Work to do → Print the data that follows exactly.

┌─ Extracted information

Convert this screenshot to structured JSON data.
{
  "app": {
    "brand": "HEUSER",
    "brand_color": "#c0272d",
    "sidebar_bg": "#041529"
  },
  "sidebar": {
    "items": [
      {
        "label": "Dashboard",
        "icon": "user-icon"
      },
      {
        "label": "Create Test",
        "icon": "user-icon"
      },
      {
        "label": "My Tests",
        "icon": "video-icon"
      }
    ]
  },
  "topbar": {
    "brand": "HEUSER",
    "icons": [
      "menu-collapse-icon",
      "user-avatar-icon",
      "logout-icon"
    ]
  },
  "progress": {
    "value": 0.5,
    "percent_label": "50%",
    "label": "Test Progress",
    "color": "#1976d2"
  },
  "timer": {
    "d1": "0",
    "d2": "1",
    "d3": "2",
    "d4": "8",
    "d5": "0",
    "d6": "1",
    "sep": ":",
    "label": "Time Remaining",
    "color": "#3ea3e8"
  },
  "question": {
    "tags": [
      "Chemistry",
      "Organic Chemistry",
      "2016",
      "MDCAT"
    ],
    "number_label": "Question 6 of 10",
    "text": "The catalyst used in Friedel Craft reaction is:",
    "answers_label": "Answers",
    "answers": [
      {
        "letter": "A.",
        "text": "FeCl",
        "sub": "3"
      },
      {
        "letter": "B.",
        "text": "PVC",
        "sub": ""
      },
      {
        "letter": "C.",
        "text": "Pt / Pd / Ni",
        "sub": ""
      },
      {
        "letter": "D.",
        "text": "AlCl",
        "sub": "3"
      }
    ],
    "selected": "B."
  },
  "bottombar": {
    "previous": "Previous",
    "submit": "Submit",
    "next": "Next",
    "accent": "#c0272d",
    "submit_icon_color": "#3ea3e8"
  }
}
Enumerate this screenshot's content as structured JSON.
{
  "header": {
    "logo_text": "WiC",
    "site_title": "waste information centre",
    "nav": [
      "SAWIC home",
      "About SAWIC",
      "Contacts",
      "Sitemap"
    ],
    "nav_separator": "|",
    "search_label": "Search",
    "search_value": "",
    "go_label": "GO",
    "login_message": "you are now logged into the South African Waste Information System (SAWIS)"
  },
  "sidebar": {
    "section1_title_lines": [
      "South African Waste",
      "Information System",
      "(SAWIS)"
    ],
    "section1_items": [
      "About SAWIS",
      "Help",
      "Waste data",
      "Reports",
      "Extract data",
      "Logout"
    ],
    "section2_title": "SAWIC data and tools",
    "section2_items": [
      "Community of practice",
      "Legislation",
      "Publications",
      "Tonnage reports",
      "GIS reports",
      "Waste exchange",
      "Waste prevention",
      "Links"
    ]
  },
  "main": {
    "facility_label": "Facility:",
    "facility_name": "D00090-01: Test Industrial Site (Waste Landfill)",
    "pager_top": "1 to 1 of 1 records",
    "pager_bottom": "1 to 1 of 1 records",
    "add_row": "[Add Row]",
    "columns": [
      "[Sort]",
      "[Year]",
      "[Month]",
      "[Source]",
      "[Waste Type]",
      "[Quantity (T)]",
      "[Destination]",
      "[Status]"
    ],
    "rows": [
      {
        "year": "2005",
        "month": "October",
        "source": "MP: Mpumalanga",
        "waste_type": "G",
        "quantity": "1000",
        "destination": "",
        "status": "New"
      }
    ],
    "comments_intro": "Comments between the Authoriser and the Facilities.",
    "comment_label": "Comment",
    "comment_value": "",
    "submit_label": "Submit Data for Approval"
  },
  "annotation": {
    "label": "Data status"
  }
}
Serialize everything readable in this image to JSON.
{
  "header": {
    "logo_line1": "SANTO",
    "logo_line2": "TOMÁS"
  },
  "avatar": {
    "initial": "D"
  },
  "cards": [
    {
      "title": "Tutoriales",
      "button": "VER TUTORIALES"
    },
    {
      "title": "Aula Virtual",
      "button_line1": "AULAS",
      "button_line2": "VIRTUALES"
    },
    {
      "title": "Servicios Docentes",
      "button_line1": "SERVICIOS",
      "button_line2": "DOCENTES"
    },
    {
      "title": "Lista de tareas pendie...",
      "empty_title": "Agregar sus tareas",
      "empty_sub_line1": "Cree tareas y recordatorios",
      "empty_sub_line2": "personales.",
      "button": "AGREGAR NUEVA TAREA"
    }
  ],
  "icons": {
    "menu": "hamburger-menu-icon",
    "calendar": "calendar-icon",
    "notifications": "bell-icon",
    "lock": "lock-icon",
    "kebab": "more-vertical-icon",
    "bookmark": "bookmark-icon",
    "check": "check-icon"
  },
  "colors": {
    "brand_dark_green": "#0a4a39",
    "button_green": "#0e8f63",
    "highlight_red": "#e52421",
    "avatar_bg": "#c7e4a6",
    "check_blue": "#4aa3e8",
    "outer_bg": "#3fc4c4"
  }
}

└─

Answer to the task →
Convert this screenshot to structured JSON data.
{
  "app": {
    "brand": "HEUSER",
    "brand_color": "#c0272d",
    "sidebar_bg": "#041529"
  },
  "sidebar": {
    "items": [
      {
        "label": "Dashboard",
        "icon": "user-icon"
      },
      {
        "label": "Create Test",
        "icon": "user-icon"
      },
      {
        "label": "My Tests",
        "icon": "video-icon"
      }
    ]
  },
  "topbar": {
    "brand": "HEUSER",
    "icons": [
      "menu-collapse-icon",
      "user-avatar-icon",
      "logout-icon"
    ]
  },
  "progress": {
    "value": 0.5,
    "percent_label": "50%",
    "label": "Test Progress",
    "color": "#1976d2"
  },
  "timer": {
    "d1": "0",
    "d2": "1",
    "d3": "2",
    "d4": "8",
    "d5": "0",
    "d6": "1",
    "sep": ":",
    "label": "Time Remaining",
    "color": "#3ea3e8"
  },
  "question": {
    "tags": [
      "Chemistry",
      "Organic Chemistry",
      "2016",
      "MDCAT"
    ],
    "number_label": "Question 6 of 10",
    "text": "The catalyst used in Friedel Craft reaction is:",
    "answers_label": "Answers",
    "answers": [
      {
        "letter": "A.",
        "text": "FeCl",
        "sub": "3"
      },
      {
        "letter": "B.",
        "text": "PVC",
        "sub": ""
      },
      {
        "letter": "C.",
        "text": "Pt / Pd / Ni",
        "sub": ""
      },
      {
        "letter": "D.",
        "text": "AlCl",
        "sub": "3"
      }
    ],
    "selected": "B."
  },
  "bottombar": {
    "previous": "Previous",
    "submit": "Submit",
    "next": "Next",
    "accent": "#c0272d",
    "submit_icon_color": "#3ea3e8"
  }
}
Enumerate this screenshot's content as structured JSON.
{
  "header": {
    "logo_text": "WiC",
    "site_title": "waste information centre",
    "nav": [
      "SAWIC home",
      "About SAWIC",
      "Contacts",
      "Sitemap"
    ],
    "nav_separator": "|",
    "search_label": "Search",
    "search_value": "",
    "go_label": "GO",
    "login_message": "you are now logged into the South African Waste Information System (SAWIS)"
  },
  "sidebar": {
    "section1_title_lines": [
      "South African Waste",
      "Information System",
      "(SAWIS)"
    ],
    "section1_items": [
      "About SAWIS",
      "Help",
      "Waste data",
      "Reports",
      "Extract data",
      "Logout"
    ],
    "section2_title": "SAWIC data and tools",
    "section2_items": [
      "Community of practice",
      "Legislation",
      "Publications",
      "Tonnage reports",
      "GIS reports",
      "Waste exchange",
      "Waste prevention",
      "Links"
    ]
  },
  "main": {
    "facility_label": "Facility:",
    "facility_name": "D00090-01: Test Industrial Site (Waste Landfill)",
    "pager_top": "1 to 1 of 1 records",
    "pager_bottom": "1 to 1 of 1 records",
    "add_row": "[Add Row]",
    "columns": [
      "[Sort]",
      "[Year]",
      "[Month]",
      "[Source]",
      "[Waste Type]",
      "[Quantity (T)]",
      "[Destination]",
      "[Status]"
    ],
    "rows": [
      {
        "year": "2005",
        "month": "October",
        "source": "MP: Mpumalanga",
        "waste_type": "G",
        "quantity": "1000",
        "destination": "",
        "status": "New"
      }
    ],
    "comments_intro": "Comments between the Authoriser and the Facilities.",
    "comment_label": "Comment",
    "comment_value": "",
    "submit_label": "Submit Data for Approval"
  },
  "annotation": {
    "label": "Data status"
  }
}
Serialize everything readable in this image to JSON.
{
  "header": {
    "logo_line1": "SANTO",
    "logo_line2": "TOMÁS"
  },
  "avatar": {
    "initial": "D"
  },
  "cards": [
    {
      "title": "Tutoriales",
      "button": "VER TUTORIALES"
    },
    {
      "title": "Aula Virtual",
      "button_line1": "AULAS",
      "button_line2": "VIRTUALES"
    },
    {
      "title": "Servicios Docentes",
      "button_line1": "SERVICIOS",
      "button_line2": "DOCENTES"
    },
    {
      "title": "Lista de tareas pendie...",
      "empty_title": "Agregar sus tareas",
      "empty_sub_line1": "Cree tareas y recordatorios",
      "empty_sub_line2": "personales.",
      "button": "AGREGAR NUEVA TAREA"
    }
  ],
  "icons": {
    "menu": "hamburger-menu-icon",
    "calendar": "calendar-icon",
    "notifications": "bell-icon",
    "lock": "lock-icon",
    "kebab": "more-vertical-icon",
    "bookmark": "bookmark-icon",
    "check": "check-icon"
  },
  "colors": {
    "brand_dark_green": "#0a4a39",
    "button_green": "#0e8f63",
    "highlight_red": "#e52421",
    "avatar_bg": "#c7e4a6",
    "check_blue": "#4aa3e8",
    "outer_bg": "#3fc4c4"
  }
}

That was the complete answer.